▸ **AVAILABLE DATA**

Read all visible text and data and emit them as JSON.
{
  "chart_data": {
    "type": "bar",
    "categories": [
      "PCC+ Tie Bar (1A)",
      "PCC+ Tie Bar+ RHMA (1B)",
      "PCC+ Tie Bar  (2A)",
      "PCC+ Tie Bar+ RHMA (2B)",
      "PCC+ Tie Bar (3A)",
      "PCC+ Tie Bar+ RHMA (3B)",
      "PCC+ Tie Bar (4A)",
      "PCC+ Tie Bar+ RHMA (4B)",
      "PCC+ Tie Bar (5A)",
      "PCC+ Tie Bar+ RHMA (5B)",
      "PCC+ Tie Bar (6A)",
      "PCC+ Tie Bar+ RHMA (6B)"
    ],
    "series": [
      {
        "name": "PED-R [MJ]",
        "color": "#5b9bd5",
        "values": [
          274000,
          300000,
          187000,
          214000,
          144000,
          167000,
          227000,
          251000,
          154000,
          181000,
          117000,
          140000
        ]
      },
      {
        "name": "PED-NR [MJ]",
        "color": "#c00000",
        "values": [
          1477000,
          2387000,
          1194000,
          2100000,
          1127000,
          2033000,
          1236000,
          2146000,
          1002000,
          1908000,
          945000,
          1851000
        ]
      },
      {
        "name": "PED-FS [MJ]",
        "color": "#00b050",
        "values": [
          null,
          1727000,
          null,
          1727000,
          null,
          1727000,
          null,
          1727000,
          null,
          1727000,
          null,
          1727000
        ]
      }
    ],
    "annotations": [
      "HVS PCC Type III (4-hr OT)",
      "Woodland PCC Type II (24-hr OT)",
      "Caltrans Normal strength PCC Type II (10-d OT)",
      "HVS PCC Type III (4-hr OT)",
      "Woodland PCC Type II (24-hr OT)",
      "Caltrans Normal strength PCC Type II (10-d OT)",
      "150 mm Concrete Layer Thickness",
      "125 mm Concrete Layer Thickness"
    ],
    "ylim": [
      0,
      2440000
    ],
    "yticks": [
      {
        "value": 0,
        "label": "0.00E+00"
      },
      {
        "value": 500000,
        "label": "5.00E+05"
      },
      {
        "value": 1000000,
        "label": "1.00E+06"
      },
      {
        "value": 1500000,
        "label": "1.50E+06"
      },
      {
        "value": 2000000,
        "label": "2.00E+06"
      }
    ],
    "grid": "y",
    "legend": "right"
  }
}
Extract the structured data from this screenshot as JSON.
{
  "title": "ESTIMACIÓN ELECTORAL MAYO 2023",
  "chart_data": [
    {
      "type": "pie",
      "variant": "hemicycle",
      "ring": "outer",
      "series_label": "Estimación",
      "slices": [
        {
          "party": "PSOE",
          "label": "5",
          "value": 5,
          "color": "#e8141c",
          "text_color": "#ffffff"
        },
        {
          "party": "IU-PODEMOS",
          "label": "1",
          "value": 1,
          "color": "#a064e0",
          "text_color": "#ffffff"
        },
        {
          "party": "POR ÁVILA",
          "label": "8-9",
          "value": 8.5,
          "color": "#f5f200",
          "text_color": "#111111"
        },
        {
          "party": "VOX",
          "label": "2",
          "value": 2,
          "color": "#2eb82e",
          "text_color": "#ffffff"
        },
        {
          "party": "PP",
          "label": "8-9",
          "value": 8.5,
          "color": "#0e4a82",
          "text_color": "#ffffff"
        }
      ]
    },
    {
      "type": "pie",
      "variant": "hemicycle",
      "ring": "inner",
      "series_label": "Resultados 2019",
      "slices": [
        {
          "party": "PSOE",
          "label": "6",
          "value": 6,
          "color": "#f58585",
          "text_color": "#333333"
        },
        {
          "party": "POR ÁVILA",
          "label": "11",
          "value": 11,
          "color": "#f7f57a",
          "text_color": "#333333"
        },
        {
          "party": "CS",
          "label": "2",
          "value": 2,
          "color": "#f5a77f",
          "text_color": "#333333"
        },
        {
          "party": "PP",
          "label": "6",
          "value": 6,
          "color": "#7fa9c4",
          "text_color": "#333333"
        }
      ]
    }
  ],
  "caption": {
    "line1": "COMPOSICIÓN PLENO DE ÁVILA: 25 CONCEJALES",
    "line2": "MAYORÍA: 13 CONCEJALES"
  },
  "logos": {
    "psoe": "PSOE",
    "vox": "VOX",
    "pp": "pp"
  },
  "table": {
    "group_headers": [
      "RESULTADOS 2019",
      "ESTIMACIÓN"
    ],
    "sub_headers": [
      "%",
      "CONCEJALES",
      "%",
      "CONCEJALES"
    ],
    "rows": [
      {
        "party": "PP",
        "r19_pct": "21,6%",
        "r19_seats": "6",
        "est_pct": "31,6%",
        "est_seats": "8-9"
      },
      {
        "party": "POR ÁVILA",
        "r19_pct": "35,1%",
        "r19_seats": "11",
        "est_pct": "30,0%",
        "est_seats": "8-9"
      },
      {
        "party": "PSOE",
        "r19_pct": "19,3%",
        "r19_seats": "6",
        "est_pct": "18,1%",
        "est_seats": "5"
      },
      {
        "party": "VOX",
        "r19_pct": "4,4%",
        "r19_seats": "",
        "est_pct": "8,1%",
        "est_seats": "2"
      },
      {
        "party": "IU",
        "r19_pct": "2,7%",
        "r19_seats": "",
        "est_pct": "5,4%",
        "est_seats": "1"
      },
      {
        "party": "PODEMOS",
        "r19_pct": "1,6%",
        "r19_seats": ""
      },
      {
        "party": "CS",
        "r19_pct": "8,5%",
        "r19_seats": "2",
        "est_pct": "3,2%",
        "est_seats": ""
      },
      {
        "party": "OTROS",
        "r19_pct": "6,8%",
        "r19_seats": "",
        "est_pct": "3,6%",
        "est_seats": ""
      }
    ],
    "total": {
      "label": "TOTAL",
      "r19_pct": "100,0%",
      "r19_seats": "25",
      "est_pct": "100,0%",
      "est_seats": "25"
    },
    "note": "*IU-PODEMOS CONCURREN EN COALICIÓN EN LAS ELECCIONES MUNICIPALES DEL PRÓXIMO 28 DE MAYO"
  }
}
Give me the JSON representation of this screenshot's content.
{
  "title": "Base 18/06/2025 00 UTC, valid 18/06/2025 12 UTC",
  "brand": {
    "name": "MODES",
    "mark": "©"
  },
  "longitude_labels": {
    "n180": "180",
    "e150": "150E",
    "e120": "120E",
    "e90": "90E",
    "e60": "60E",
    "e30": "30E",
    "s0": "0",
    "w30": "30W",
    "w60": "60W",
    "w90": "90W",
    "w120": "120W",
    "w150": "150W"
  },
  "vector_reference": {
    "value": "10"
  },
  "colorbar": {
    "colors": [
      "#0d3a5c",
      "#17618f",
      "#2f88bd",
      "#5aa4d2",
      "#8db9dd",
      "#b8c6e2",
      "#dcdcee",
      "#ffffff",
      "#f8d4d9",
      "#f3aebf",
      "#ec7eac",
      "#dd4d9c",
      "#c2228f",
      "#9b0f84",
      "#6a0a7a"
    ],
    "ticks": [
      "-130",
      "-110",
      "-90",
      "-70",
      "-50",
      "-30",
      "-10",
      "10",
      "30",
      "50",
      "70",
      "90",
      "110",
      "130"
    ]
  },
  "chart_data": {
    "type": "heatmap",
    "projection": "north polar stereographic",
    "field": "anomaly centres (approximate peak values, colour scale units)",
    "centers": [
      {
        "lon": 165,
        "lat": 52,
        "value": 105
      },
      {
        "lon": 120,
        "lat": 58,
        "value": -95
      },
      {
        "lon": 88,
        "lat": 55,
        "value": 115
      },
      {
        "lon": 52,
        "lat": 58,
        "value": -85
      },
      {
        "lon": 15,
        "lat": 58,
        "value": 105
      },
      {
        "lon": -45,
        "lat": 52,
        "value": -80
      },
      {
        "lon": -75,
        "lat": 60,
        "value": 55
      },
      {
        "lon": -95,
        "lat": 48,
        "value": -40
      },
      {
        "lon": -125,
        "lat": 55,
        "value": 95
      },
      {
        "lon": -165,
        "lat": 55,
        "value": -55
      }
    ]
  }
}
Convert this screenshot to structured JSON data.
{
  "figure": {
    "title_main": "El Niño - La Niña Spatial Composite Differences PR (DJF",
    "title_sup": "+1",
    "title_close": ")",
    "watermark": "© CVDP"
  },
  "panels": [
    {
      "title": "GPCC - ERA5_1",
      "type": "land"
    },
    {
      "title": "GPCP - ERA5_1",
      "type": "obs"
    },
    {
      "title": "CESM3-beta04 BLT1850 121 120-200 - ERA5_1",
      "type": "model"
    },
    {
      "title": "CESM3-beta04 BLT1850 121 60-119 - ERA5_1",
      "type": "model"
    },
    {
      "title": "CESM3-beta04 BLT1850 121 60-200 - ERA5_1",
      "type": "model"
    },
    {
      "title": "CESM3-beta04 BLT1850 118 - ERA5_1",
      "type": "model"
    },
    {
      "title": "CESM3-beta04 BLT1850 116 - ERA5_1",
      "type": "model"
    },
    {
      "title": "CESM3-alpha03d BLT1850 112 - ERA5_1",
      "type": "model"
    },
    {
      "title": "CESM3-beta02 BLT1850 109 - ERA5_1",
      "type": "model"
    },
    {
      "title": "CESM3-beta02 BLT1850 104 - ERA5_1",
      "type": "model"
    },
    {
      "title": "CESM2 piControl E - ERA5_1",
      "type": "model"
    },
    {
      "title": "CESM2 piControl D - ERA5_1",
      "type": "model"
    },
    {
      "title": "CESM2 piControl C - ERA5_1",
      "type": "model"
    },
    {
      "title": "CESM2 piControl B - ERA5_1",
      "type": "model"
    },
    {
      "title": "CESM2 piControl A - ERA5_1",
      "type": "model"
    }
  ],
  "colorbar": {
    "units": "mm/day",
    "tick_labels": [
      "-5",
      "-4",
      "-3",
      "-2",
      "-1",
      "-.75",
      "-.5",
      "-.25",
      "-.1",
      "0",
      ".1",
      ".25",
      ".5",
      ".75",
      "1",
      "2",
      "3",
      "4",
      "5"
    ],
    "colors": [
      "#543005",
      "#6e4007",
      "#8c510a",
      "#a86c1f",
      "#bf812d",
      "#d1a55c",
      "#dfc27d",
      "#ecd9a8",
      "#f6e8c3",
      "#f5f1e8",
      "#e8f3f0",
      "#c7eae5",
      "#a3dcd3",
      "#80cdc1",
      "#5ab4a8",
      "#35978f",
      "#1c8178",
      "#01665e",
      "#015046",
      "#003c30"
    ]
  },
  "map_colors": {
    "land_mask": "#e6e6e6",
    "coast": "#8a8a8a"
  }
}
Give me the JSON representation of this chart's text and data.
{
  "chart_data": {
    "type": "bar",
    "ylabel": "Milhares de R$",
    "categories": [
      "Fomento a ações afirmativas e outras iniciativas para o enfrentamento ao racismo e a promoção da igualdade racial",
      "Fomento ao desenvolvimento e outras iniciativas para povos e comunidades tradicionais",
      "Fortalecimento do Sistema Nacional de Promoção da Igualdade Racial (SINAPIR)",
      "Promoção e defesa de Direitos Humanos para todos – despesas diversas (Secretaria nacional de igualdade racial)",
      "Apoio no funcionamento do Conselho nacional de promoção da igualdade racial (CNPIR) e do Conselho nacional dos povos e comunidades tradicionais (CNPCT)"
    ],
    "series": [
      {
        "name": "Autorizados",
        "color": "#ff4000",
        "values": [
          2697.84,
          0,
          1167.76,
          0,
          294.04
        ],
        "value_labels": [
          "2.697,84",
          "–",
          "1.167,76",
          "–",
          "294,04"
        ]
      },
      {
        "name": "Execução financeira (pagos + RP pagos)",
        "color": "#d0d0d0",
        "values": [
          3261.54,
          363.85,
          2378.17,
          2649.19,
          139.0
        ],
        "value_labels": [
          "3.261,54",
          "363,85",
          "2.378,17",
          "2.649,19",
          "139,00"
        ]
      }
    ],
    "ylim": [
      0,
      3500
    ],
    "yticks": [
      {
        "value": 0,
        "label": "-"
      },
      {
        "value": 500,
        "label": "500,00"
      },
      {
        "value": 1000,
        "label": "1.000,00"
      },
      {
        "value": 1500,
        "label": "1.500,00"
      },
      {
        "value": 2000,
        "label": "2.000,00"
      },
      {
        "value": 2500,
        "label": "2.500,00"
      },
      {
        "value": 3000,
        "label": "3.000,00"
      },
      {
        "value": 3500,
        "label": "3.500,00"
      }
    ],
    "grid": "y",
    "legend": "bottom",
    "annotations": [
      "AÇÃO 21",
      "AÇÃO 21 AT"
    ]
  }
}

▸ **SHORT TASK**
Look through the material and copy each line that has "PODEMOS".

▸ **COMPLETE RESPONSE**
          "party": "IU-PODEMOS",
        "party": "PODEMOS",
    "note": "*IU-PODEMOS CONCURREN EN COALICIÓN EN LAS ELECCIONES MUNICIPALES DEL PRÓXIMO 28 DE MAYO"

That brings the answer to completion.